Exercise goal: Skip every picture and transcribe the remaining material exactly.

Records contained in a dataset

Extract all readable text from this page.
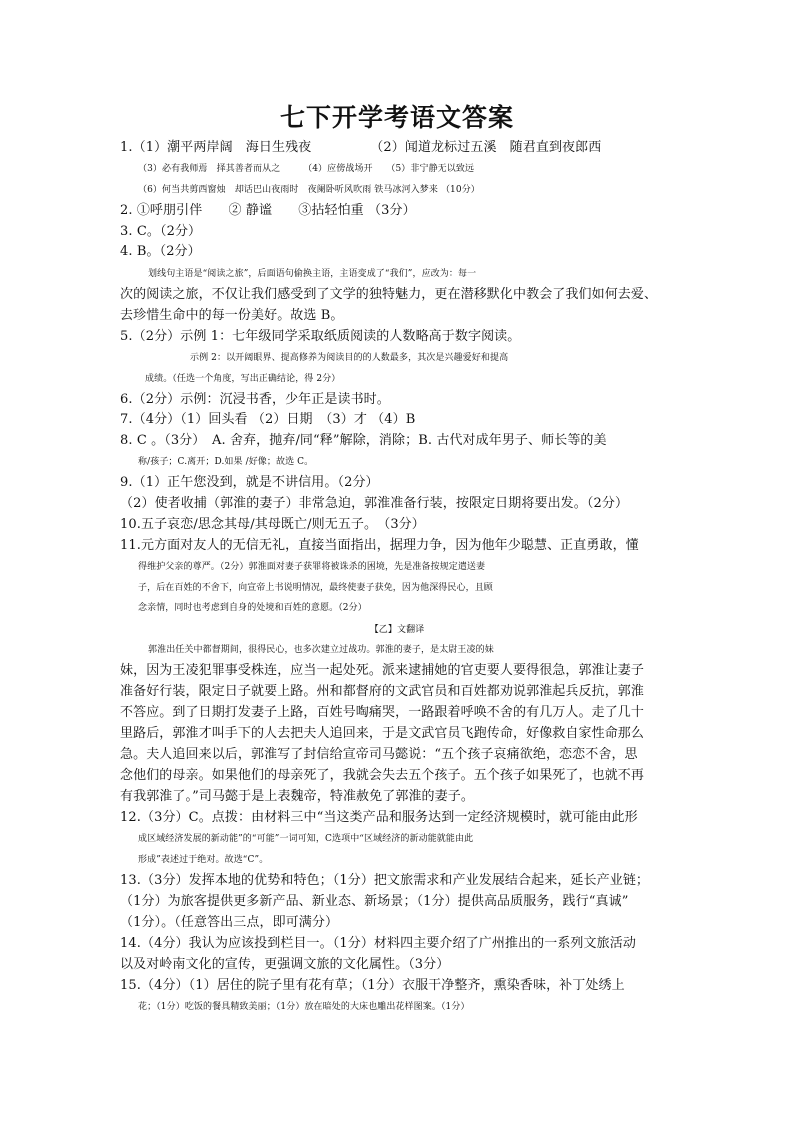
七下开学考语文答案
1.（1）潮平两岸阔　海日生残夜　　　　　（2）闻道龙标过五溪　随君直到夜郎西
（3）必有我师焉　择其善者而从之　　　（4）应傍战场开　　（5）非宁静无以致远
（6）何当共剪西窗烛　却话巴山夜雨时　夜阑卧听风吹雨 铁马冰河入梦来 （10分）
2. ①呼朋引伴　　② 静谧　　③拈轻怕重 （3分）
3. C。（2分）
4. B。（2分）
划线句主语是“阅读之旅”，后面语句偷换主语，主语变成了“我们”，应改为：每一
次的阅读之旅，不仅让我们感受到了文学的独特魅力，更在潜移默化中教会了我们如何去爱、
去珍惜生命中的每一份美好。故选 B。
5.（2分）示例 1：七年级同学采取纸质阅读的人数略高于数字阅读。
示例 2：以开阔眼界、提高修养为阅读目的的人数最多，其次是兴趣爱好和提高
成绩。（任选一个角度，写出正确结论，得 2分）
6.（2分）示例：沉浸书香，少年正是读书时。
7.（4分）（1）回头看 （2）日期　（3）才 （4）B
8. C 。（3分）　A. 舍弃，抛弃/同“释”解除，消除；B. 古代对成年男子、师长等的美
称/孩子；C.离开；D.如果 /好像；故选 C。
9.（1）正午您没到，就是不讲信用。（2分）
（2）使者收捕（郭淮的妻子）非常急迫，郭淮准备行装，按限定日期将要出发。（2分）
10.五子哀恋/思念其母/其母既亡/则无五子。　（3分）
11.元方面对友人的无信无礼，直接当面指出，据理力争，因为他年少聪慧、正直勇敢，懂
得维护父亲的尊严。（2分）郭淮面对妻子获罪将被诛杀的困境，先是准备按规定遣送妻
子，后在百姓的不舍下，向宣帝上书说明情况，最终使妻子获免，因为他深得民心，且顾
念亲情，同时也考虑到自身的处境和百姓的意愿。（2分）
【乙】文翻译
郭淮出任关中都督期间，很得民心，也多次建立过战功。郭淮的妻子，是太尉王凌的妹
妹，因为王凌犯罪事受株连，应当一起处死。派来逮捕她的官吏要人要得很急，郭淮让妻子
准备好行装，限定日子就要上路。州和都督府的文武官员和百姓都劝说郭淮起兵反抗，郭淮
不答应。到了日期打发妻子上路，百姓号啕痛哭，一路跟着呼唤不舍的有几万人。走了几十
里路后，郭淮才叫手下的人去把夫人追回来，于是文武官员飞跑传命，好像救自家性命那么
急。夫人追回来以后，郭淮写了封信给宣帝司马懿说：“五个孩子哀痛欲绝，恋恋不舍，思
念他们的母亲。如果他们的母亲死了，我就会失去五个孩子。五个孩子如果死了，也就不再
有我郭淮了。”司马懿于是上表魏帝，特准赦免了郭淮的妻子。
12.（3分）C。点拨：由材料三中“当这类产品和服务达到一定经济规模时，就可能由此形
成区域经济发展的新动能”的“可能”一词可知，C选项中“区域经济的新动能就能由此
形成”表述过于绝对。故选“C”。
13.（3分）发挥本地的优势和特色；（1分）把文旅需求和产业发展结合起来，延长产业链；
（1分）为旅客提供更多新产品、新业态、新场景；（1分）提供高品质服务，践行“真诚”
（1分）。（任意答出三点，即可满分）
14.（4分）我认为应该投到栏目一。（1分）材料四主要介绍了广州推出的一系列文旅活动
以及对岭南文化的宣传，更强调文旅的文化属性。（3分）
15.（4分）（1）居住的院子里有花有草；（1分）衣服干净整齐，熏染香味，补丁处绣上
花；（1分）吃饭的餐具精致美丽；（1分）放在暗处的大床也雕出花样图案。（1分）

Answer to this task:
Extract all readable text from this page.
七下开学考语文答案
1.（1）潮平两岸阔　海日生残夜　　　　　（2）闻道龙标过五溪　随君直到夜郎西
（3）必有我师焉　择其善者而从之　　　（4）应傍战场开　　（5）非宁静无以致远
（6）何当共剪西窗烛　却话巴山夜雨时　夜阑卧听风吹雨 铁马冰河入梦来 （10分）
2. ①呼朋引伴　　② 静谧　　③拈轻怕重 （3分）
3. C。（2分）
4. B。（2分）
划线句主语是“阅读之旅”，后面语句偷换主语，主语变成了“我们”，应改为：每一
次的阅读之旅，不仅让我们感受到了文学的独特魅力，更在潜移默化中教会了我们如何去爱、
去珍惜生命中的每一份美好。故选 B。
5.（2分）示例 1：七年级同学采取纸质阅读的人数略高于数字阅读。
示例 2：以开阔眼界、提高修养为阅读目的的人数最多，其次是兴趣爱好和提高
成绩。（任选一个角度，写出正确结论，得 2分）
6.（2分）示例：沉浸书香，少年正是读书时。
7.（4分）（1）回头看 （2）日期　（3）才 （4）B
8. C 。（3分）　A. 舍弃，抛弃/同“释”解除，消除；B. 古代对成年男子、师长等的美
称/孩子；C.离开；D.如果 /好像；故选 C。
9.（1）正午您没到，就是不讲信用。（2分）
（2）使者收捕（郭淮的妻子）非常急迫，郭淮准备行装，按限定日期将要出发。（2分）
10.五子哀恋/思念其母/其母既亡/则无五子。　（3分）
11.元方面对友人的无信无礼，直接当面指出，据理力争，因为他年少聪慧、正直勇敢，懂
得维护父亲的尊严。（2分）郭淮面对妻子获罪将被诛杀的困境，先是准备按规定遣送妻
子，后在百姓的不舍下，向宣帝上书说明情况，最终使妻子获免，因为他深得民心，且顾
念亲情，同时也考虑到自身的处境和百姓的意愿。（2分）
【乙】文翻译
郭淮出任关中都督期间，很得民心，也多次建立过战功。郭淮的妻子，是太尉王凌的妹
妹，因为王凌犯罪事受株连，应当一起处死。派来逮捕她的官吏要人要得很急，郭淮让妻子
准备好行装，限定日子就要上路。州和都督府的文武官员和百姓都劝说郭淮起兵反抗，郭淮
不答应。到了日期打发妻子上路，百姓号啕痛哭，一路跟着呼唤不舍的有几万人。走了几十
里路后，郭淮才叫手下的人去把夫人追回来，于是文武官员飞跑传命，好像救自家性命那么
急。夫人追回来以后，郭淮写了封信给宣帝司马懿说：“五个孩子哀痛欲绝，恋恋不舍，思
念他们的母亲。如果他们的母亲死了，我就会失去五个孩子。五个孩子如果死了，也就不再
有我郭淮了。”司马懿于是上表魏帝，特准赦免了郭淮的妻子。
12.（3分）C。点拨：由材料三中“当这类产品和服务达到一定经济规模时，就可能由此形
成区域经济发展的新动能”的“可能”一词可知，C选项中“区域经济的新动能就能由此
形成”表述过于绝对。故选“C”。
13.（3分）发挥本地的优势和特色；（1分）把文旅需求和产业发展结合起来，延长产业链；
（1分）为旅客提供更多新产品、新业态、新场景；（1分）提供高品质服务，践行“真诚”
（1分）。（任意答出三点，即可满分）
14.（4分）我认为应该投到栏目一。（1分）材料四主要介绍了广州推出的一系列文旅活动
以及对岭南文化的宣传，更强调文旅的文化属性。（3分）
15.（4分）（1）居住的院子里有花有草；（1分）衣服干净整齐，熏染香味，补丁处绣上
花；（1分）吃饭的餐具精致美丽；（1分）放在暗处的大床也雕出花样图案。（1分）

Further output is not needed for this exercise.